All lines in the data bearing the string "Rozhodně" should be identified and copied.

╭─ Supplied entries

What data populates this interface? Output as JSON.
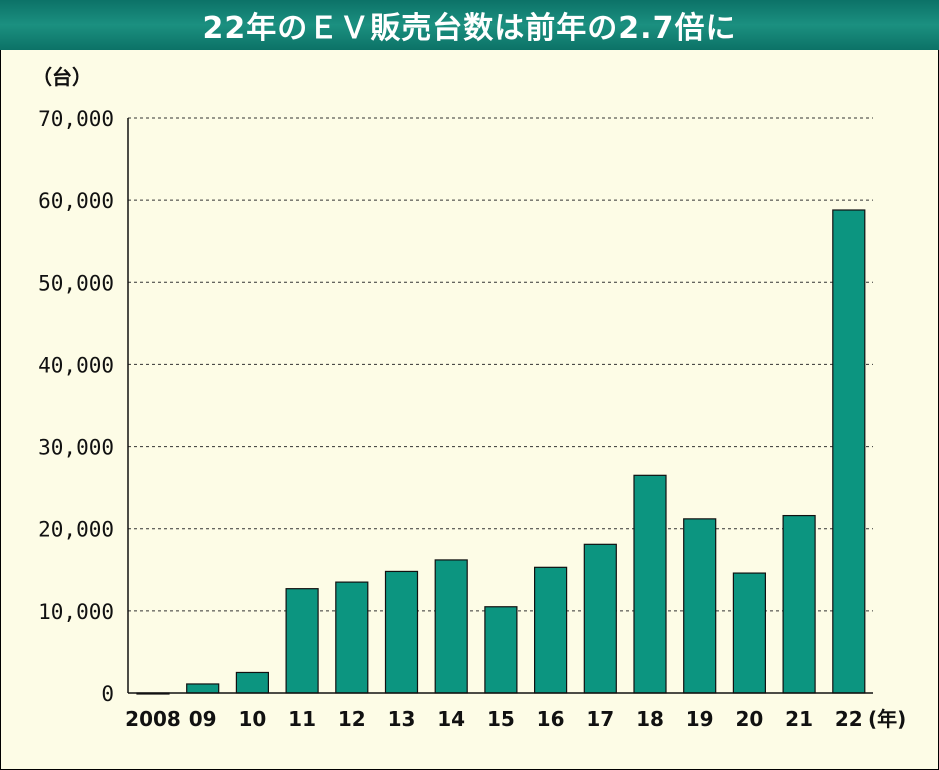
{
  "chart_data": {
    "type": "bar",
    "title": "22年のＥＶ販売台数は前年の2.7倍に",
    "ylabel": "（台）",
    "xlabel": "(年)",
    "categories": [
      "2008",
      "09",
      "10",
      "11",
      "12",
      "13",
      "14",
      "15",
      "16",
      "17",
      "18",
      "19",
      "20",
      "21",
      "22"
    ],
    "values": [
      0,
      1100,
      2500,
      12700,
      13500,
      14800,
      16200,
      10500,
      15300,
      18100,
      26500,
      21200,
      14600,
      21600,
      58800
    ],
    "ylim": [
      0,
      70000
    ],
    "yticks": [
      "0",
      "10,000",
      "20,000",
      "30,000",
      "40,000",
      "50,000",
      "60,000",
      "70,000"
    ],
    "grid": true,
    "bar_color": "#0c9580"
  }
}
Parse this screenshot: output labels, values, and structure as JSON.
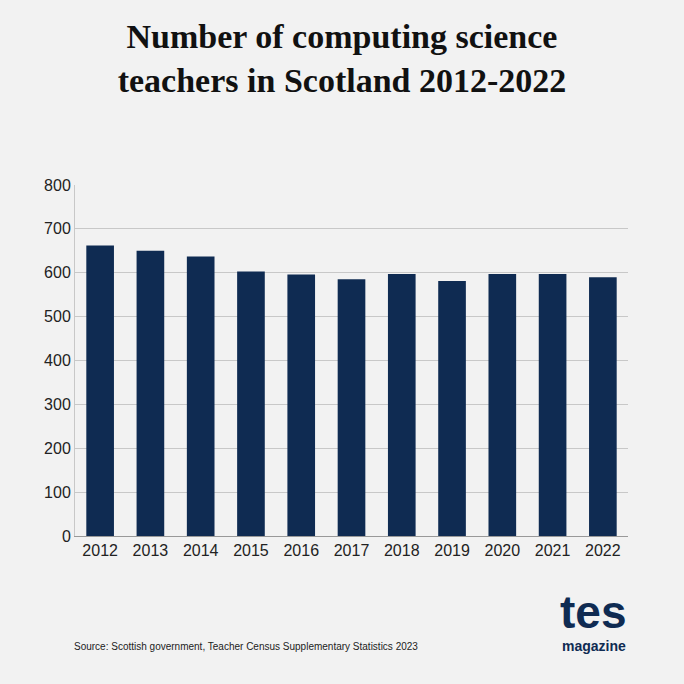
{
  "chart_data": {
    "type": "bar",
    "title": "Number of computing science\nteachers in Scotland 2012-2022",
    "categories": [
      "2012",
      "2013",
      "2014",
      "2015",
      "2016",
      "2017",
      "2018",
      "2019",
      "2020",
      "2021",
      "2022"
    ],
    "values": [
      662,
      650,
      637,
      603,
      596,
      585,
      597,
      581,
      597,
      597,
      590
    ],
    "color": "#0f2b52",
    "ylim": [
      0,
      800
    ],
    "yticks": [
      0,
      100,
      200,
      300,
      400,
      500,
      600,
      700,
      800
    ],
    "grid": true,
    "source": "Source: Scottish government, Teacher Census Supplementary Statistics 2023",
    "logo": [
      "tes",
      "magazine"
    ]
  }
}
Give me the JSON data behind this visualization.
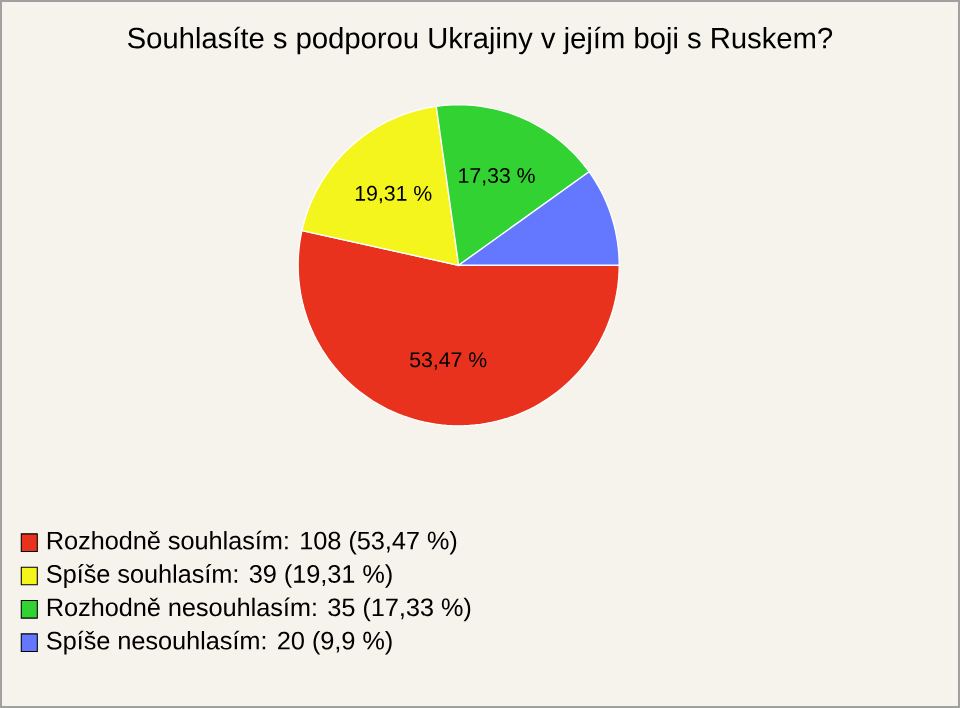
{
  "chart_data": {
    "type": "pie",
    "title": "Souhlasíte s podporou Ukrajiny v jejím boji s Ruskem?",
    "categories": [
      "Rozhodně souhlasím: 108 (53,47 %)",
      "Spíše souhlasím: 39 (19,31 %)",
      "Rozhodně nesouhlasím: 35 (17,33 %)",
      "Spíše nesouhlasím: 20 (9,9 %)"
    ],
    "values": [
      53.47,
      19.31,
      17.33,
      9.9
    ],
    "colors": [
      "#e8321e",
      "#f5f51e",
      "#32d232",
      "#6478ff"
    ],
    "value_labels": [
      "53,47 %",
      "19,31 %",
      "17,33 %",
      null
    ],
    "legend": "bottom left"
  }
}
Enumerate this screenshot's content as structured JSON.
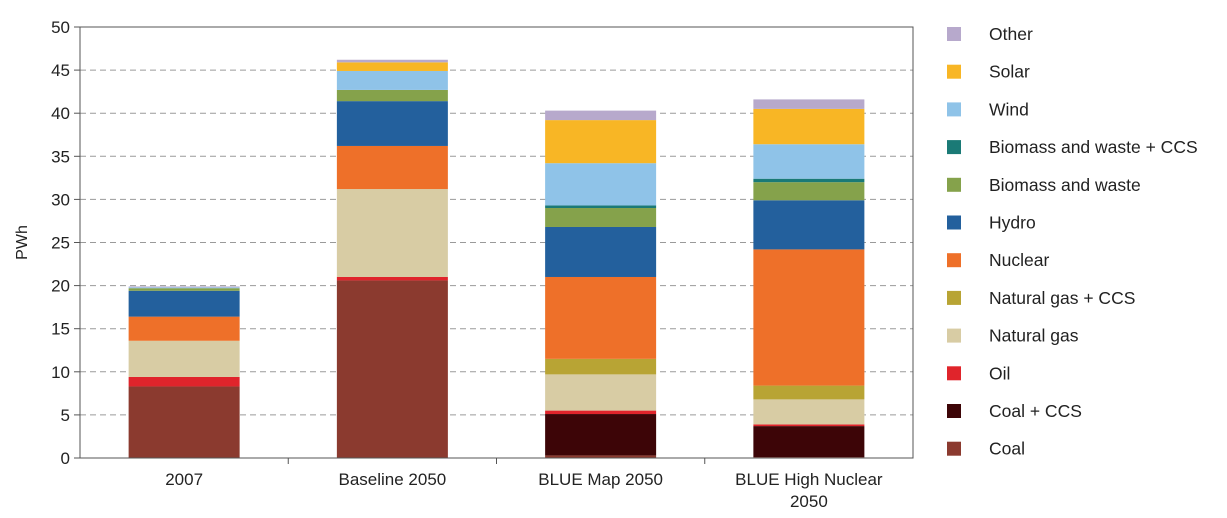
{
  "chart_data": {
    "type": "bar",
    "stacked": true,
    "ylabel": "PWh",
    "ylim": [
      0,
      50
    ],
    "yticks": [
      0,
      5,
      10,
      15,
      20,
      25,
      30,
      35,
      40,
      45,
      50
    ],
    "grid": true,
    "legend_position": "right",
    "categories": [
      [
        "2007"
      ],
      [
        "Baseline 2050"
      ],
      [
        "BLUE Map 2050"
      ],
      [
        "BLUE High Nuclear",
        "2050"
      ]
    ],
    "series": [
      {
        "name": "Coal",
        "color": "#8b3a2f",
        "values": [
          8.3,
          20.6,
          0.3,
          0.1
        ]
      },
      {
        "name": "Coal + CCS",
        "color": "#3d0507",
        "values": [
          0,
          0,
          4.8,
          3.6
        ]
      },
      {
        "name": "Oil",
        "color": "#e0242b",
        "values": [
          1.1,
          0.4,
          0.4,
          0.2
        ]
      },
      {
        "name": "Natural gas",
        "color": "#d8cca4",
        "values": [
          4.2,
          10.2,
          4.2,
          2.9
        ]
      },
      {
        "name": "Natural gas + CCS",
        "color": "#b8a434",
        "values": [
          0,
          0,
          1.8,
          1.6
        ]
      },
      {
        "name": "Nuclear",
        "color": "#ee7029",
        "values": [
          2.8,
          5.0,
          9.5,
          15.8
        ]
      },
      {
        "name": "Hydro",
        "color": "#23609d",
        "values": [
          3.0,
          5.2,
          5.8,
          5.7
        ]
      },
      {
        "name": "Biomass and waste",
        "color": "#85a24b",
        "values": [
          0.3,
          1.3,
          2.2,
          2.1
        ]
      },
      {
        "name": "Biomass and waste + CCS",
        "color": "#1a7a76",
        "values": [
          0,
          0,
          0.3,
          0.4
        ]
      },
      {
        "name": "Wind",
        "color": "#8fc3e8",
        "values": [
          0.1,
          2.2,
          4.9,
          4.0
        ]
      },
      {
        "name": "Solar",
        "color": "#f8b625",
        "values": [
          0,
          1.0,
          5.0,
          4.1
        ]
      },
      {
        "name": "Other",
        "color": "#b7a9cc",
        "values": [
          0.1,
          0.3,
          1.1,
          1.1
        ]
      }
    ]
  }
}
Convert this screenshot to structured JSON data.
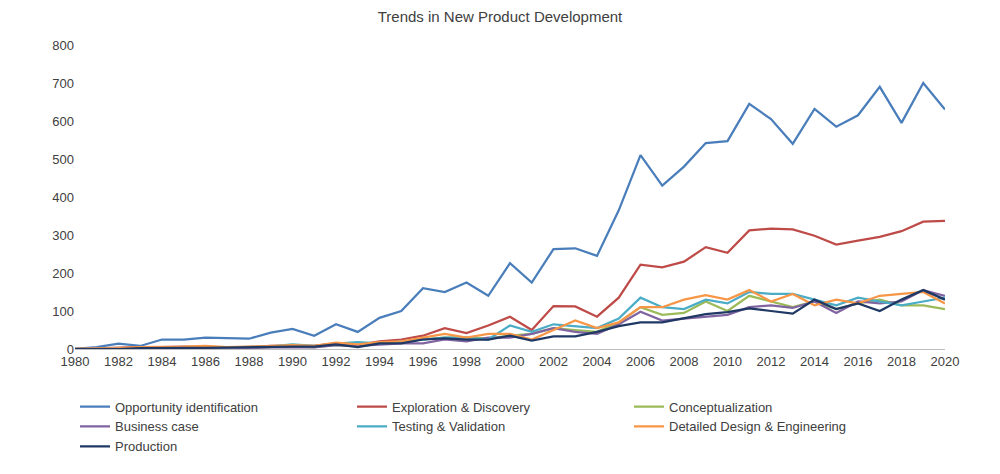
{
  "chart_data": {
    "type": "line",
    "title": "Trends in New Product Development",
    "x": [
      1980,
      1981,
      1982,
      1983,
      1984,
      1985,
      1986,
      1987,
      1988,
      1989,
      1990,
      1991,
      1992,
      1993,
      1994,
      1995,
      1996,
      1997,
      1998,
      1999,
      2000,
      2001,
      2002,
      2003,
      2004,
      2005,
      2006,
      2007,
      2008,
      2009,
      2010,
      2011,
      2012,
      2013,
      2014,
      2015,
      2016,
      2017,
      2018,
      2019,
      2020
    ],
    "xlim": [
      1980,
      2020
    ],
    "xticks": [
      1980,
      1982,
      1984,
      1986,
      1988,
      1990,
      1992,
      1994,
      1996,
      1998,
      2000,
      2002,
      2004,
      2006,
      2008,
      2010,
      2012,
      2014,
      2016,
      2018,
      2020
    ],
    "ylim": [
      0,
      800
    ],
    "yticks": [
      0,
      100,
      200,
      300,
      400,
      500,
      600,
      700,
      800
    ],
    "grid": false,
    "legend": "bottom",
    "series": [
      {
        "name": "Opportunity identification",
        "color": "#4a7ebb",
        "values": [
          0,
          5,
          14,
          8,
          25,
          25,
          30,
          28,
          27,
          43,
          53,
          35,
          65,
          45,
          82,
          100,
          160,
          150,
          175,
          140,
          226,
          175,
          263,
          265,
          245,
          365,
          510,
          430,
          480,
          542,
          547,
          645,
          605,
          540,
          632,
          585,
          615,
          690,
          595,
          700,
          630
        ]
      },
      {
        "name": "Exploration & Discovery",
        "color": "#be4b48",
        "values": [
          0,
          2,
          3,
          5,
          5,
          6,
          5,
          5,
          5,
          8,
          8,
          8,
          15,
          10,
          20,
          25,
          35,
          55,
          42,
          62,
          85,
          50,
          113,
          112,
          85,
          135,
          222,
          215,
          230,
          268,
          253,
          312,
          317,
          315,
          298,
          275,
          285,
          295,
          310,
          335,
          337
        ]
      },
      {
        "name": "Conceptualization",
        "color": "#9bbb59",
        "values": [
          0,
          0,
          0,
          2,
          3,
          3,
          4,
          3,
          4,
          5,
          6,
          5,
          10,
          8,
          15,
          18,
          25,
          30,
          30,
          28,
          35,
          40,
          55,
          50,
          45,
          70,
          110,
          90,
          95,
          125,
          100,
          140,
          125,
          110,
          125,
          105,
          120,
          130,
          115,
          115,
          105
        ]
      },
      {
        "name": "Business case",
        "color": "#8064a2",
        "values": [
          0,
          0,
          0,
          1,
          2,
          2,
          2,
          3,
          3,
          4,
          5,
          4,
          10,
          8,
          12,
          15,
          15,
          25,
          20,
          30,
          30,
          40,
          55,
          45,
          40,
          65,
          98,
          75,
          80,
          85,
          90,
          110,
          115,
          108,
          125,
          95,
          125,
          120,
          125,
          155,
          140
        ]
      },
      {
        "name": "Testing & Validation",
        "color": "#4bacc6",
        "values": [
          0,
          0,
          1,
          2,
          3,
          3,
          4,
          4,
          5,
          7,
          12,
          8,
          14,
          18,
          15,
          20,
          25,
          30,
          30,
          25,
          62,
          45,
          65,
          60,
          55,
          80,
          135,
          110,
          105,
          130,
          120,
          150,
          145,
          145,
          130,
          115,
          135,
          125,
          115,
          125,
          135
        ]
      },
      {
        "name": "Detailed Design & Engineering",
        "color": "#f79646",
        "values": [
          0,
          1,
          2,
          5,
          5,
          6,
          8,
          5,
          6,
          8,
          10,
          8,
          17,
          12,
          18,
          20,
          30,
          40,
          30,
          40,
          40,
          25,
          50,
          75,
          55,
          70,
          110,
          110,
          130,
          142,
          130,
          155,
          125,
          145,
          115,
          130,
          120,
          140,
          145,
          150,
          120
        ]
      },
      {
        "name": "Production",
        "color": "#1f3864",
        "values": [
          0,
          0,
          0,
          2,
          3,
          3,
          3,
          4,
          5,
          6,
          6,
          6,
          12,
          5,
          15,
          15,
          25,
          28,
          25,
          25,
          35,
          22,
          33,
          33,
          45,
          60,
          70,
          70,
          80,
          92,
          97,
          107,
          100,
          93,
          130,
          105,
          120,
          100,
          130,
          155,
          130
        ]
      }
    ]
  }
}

╰─

### Task response:
      "Rozhodně souhlasím: 108 (53,47 %)",
      "Rozhodně nesouhlasím: 35 (17,33 %)",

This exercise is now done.